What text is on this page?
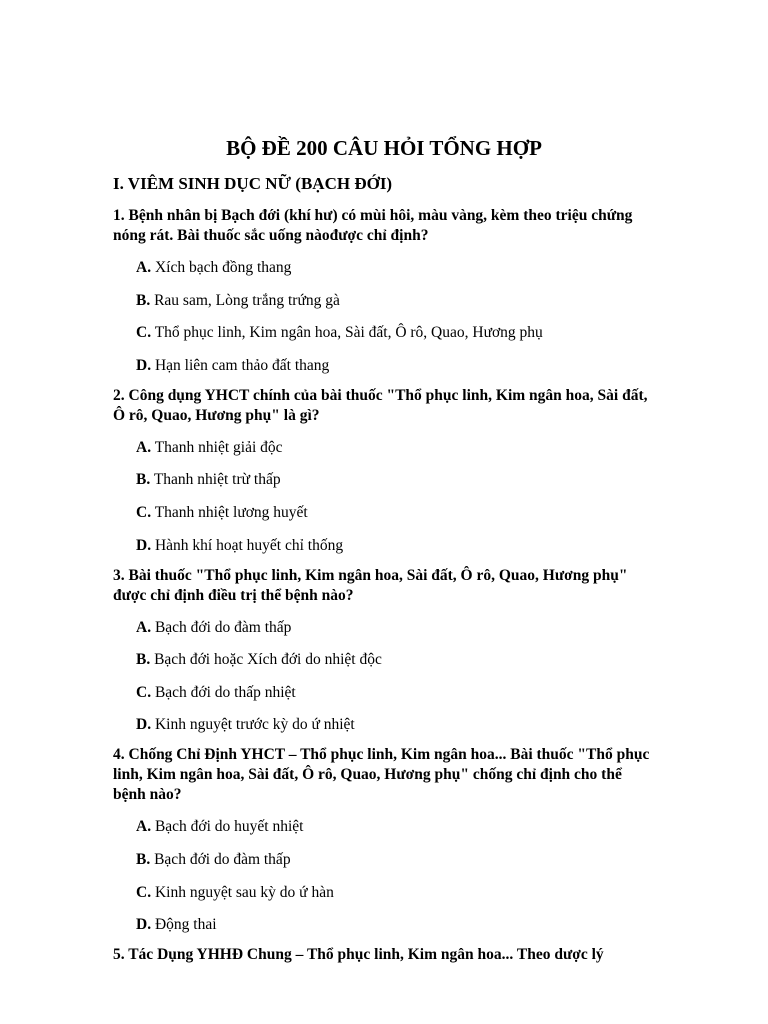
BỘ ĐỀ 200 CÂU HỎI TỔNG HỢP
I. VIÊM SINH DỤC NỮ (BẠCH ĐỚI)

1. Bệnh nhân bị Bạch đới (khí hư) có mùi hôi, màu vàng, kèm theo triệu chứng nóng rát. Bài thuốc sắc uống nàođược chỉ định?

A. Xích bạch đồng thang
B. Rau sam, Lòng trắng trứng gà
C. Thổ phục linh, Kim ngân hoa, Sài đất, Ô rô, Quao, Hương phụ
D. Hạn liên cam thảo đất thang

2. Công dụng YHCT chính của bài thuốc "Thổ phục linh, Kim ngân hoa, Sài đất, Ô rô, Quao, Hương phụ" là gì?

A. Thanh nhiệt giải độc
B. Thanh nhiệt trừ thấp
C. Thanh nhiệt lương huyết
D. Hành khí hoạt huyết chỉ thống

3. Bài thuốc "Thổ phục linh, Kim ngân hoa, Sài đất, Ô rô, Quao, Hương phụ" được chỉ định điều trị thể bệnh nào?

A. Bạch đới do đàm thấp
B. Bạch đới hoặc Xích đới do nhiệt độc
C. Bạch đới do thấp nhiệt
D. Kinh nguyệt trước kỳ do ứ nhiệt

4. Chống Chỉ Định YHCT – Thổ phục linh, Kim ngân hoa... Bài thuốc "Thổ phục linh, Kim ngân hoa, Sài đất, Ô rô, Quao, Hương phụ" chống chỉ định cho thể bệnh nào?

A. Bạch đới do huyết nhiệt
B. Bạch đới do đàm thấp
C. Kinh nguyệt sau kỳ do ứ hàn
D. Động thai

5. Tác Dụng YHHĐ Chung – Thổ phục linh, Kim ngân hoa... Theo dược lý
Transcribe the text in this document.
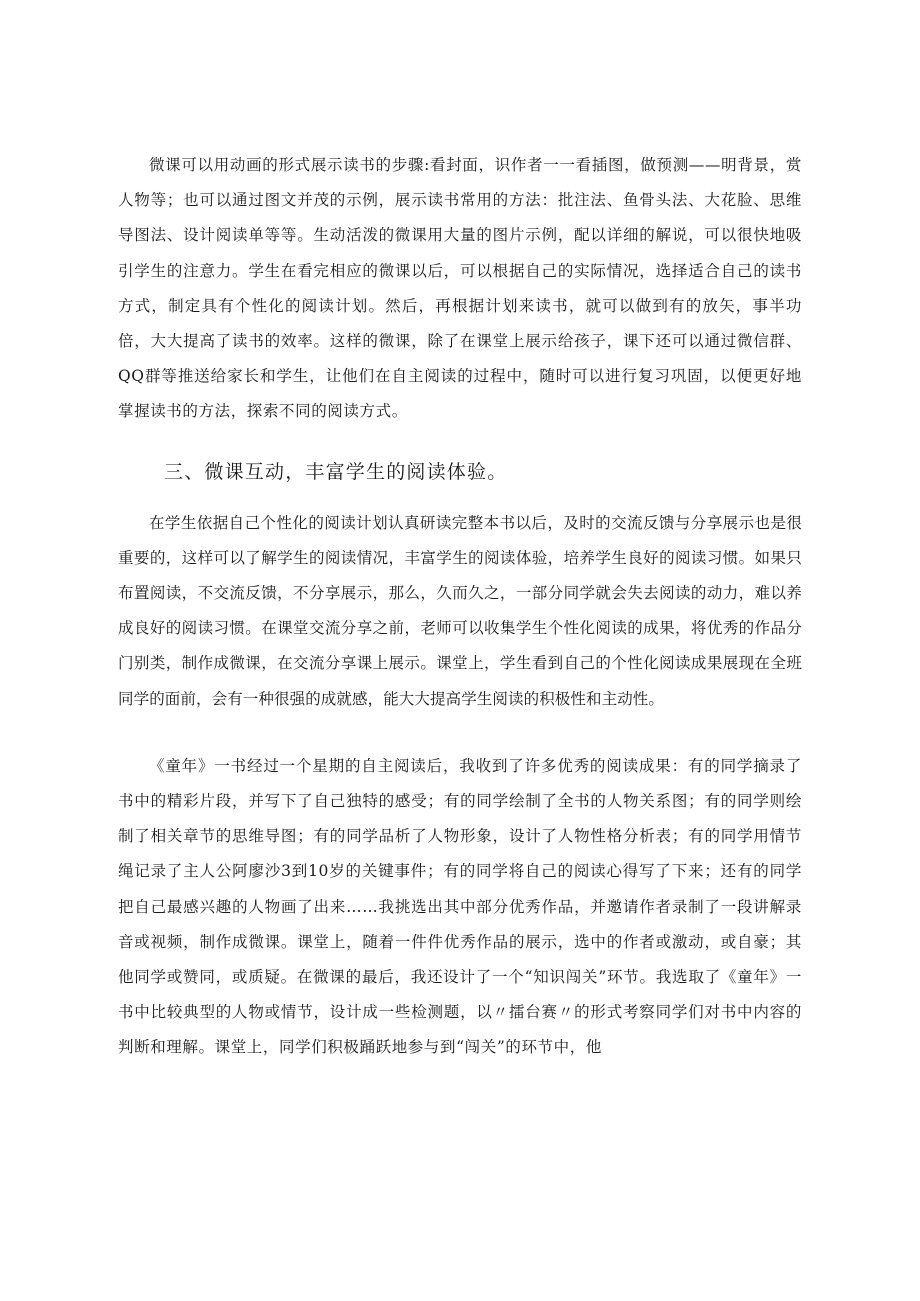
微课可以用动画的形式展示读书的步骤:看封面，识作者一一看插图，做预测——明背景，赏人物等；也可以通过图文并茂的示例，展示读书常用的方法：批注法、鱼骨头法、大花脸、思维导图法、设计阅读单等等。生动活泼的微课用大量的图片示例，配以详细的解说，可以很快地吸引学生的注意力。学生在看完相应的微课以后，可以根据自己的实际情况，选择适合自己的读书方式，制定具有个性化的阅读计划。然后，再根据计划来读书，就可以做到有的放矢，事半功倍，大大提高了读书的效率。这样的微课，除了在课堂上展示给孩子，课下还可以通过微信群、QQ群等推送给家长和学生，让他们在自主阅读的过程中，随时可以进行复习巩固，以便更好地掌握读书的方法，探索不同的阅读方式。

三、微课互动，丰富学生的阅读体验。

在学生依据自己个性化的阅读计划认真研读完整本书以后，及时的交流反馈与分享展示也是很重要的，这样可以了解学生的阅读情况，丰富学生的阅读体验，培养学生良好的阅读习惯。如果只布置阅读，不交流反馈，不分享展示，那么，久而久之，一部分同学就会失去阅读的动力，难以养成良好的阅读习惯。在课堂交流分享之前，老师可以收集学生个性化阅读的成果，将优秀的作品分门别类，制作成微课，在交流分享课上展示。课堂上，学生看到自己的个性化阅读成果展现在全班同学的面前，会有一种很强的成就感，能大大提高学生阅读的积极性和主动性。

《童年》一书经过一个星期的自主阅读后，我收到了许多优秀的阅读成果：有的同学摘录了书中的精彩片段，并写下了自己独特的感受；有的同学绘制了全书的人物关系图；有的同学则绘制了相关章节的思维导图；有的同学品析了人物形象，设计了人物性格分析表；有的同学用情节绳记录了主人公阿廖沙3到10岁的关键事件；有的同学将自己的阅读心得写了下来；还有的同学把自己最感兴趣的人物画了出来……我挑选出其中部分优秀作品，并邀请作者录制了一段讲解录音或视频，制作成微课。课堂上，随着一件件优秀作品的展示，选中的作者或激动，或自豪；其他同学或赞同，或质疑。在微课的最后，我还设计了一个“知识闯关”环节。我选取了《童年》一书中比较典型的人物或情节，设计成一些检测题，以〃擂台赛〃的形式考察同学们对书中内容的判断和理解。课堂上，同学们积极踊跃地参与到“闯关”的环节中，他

#### Aim of the task:
What is the number of lines that contain "huyết"? Reply with that number alone.

#### Worked solution:
3